● **Source records**
☆ ☆ ☆

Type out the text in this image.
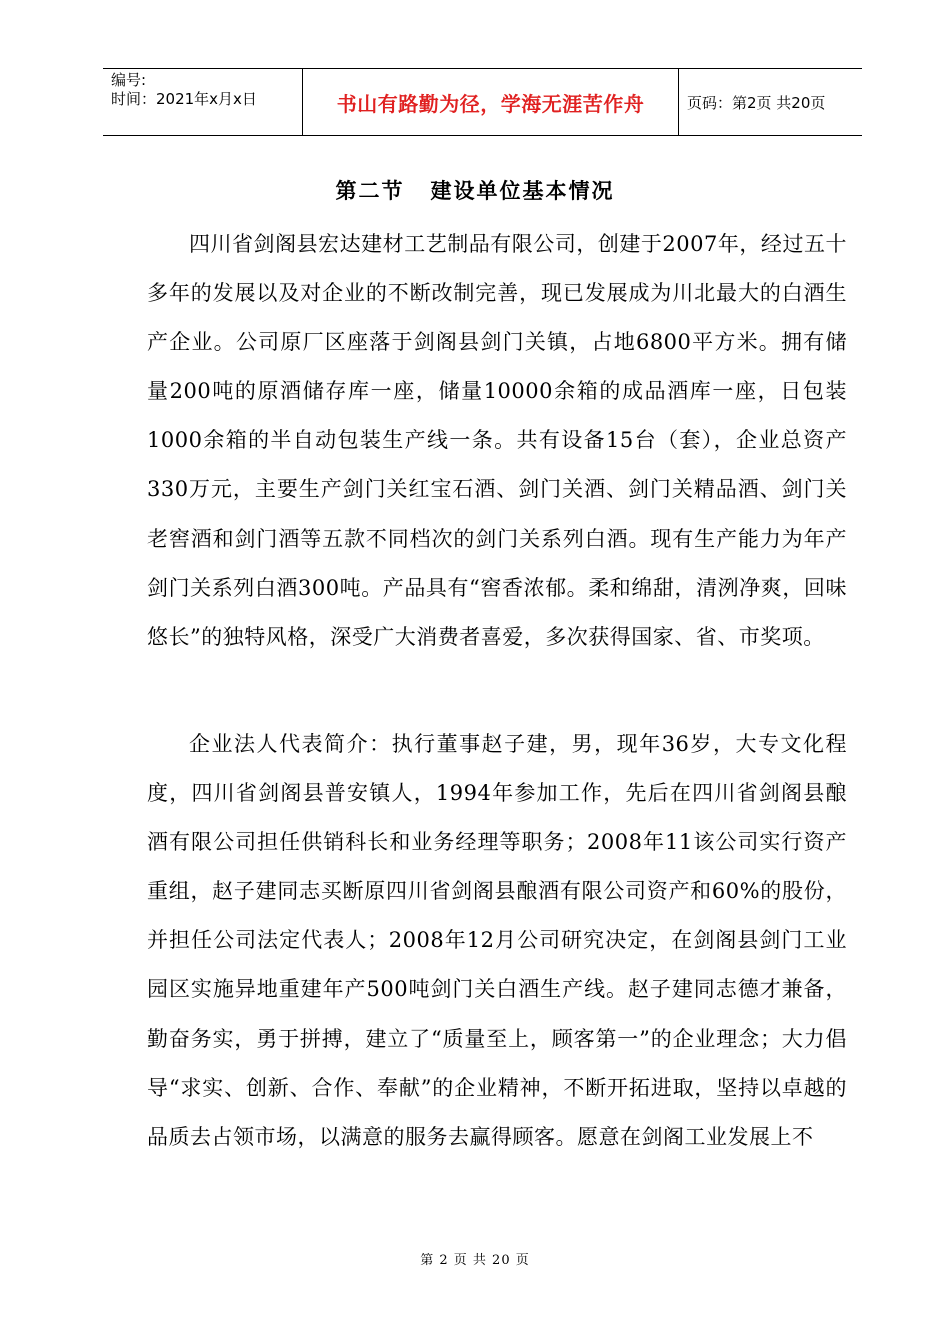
编号:
时间：2021年x月x日	书山有路勤为径，学海无涯苦作舟	页码：第2页 共20页
第二节 建设单位基本情况
四川省剑阁县宏达建材工艺制品有限公司，创建于2007年，经过五十多年的发展以及对企业的不断改制完善，现已发展成为川北最大的白酒生产企业。公司原厂区座落于剑阁县剑门关镇，占地6800平方米。拥有储量200吨的原酒储存库一座，储量10000余箱的成品酒库一座，日包装1000余箱的半自动包装生产线一条。共有设备15台（套），企业总资产330万元，主要生产剑门关红宝石酒、剑门关酒、剑门关精品酒、剑门关老窖酒和剑门酒等五款不同档次的剑门关系列白酒。现有生产能力为年产剑门关系列白酒300吨。产品具有“窖香浓郁。柔和绵甜，清洌净爽，回味悠长”的独特风格，深受广大消费者喜爱，多次获得国家、省、市奖项。
企业法人代表简介：执行董事赵子建，男，现年36岁，大专文化程度，四川省剑阁县普安镇人，1994年参加工作，先后在四川省剑阁县酿酒有限公司担任供销科长和业务经理等职务；2008年11该公司实行资产重组，赵子建同志买断原四川省剑阁县酿酒有限公司资产和60%的股份，并担任公司法定代表人；2008年12月公司研究决定，在剑阁县剑门工业园区实施异地重建年产500吨剑门关白酒生产线。赵子建同志德才兼备，勤奋务实，勇于拼搏，建立了“质量至上，顾客第一”的企业理念；大力倡导“求实、创新、合作、奉献”的企业精神，不断开拓进取，坚持以卓越的品质去占领市场，以满意的服务去赢得顾客。愿意在剑阁工业发展上不
第 2 页 共 20 页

☆ ☆ ☆

Reproduce the material above in full, exactly, with no images.

● **Solved problem**
Type out the text in this image.
编号:
时间：2021年x月x日	书山有路勤为径，学海无涯苦作舟	页码：第2页 共20页
第二节 建设单位基本情况
四川省剑阁县宏达建材工艺制品有限公司，创建于2007年，经过五十多年的发展以及对企业的不断改制完善，现已发展成为川北最大的白酒生产企业。公司原厂区座落于剑阁县剑门关镇，占地6800平方米。拥有储量200吨的原酒储存库一座，储量10000余箱的成品酒库一座，日包装1000余箱的半自动包装生产线一条。共有设备15台（套），企业总资产330万元，主要生产剑门关红宝石酒、剑门关酒、剑门关精品酒、剑门关老窖酒和剑门酒等五款不同档次的剑门关系列白酒。现有生产能力为年产剑门关系列白酒300吨。产品具有“窖香浓郁。柔和绵甜，清洌净爽，回味悠长”的独特风格，深受广大消费者喜爱，多次获得国家、省、市奖项。
企业法人代表简介：执行董事赵子建，男，现年36岁，大专文化程度，四川省剑阁县普安镇人，1994年参加工作，先后在四川省剑阁县酿酒有限公司担任供销科长和业务经理等职务；2008年11该公司实行资产重组，赵子建同志买断原四川省剑阁县酿酒有限公司资产和60%的股份，并担任公司法定代表人；2008年12月公司研究决定，在剑阁县剑门工业园区实施异地重建年产500吨剑门关白酒生产线。赵子建同志德才兼备，勤奋务实，勇于拼搏，建立了“质量至上，顾客第一”的企业理念；大力倡导“求实、创新、合作、奉献”的企业精神，不断开拓进取，坚持以卓越的品质去占领市场，以满意的服务去赢得顾客。愿意在剑阁工业发展上不
第 2 页 共 20 页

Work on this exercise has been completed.